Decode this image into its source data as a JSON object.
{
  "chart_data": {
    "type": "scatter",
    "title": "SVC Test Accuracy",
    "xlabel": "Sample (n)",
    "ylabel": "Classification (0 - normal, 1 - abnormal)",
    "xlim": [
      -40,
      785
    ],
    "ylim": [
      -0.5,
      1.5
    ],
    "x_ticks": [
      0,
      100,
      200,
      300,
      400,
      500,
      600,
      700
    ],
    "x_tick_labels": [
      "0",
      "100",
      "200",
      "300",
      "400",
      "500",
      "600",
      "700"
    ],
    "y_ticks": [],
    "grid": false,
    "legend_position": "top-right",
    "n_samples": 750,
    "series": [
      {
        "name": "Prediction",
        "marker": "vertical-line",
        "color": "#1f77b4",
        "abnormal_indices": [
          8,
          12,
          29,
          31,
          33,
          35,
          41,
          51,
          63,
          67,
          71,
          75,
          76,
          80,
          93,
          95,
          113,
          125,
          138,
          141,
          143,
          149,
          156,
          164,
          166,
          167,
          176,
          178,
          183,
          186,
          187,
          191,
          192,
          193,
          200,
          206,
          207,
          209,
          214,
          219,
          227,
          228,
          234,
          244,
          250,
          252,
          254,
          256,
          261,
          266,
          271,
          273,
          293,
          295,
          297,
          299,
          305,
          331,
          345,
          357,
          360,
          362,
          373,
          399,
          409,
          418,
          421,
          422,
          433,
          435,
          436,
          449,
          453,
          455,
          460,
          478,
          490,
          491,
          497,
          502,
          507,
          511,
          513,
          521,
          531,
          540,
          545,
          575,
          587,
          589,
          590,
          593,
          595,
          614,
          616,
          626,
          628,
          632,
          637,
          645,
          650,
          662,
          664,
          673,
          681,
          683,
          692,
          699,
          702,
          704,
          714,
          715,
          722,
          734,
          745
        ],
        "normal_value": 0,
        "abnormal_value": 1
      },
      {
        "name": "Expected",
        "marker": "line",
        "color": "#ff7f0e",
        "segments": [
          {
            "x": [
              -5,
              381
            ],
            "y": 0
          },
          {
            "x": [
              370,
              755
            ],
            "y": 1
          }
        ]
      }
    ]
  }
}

◆ Problem ◆
Give the data again, exactly as it stands.

◆ Task output ◆
Decode this image into its source data as a JSON object.
{
  "chart_data": {
    "type": "scatter",
    "title": "SVC Test Accuracy",
    "xlabel": "Sample (n)",
    "ylabel": "Classification (0 - normal, 1 - abnormal)",
    "xlim": [
      -40,
      785
    ],
    "ylim": [
      -0.5,
      1.5
    ],
    "x_ticks": [
      0,
      100,
      200,
      300,
      400,
      500,
      600,
      700
    ],
    "x_tick_labels": [
      "0",
      "100",
      "200",
      "300",
      "400",
      "500",
      "600",
      "700"
    ],
    "y_ticks": [],
    "grid": false,
    "legend_position": "top-right",
    "n_samples": 750,
    "series": [
      {
        "name": "Prediction",
        "marker": "vertical-line",
        "color": "#1f77b4",
        "abnormal_indices": [
          8,
          12,
          29,
          31,
          33,
          35,
          41,
          51,
          63,
          67,
          71,
          75,
          76,
          80,
          93,
          95,
          113,
          125,
          138,
          141,
          143,
          149,
          156,
          164,
          166,
          167,
          176,
          178,
          183,
          186,
          187,
          191,
          192,
          193,
          200,
          206,
          207,
          209,
          214,
          219,
          227,
          228,
          234,
          244,
          250,
          252,
          254,
          256,
          261,
          266,
          271,
          273,
          293,
          295,
          297,
          299,
          305,
          331,
          345,
          357,
          360,
          362,
          373,
          399,
          409,
          418,
          421,
          422,
          433,
          435,
          436,
          449,
          453,
          455,
          460,
          478,
          490,
          491,
          497,
          502,
          507,
          511,
          513,
          521,
          531,
          540,
          545,
          575,
          587,
          589,
          590,
          593,
          595,
          614,
          616,
          626,
          628,
          632,
          637,
          645,
          650,
          662,
          664,
          673,
          681,
          683,
          692,
          699,
          702,
          704,
          714,
          715,
          722,
          734,
          745
        ],
        "normal_value": 0,
        "abnormal_value": 1
      },
      {
        "name": "Expected",
        "marker": "line",
        "color": "#ff7f0e",
        "segments": [
          {
            "x": [
              -5,
              381
            ],
            "y": 0
          },
          {
            "x": [
              370,
              755
            ],
            "y": 1
          }
        ]
      }
    ]
  }
}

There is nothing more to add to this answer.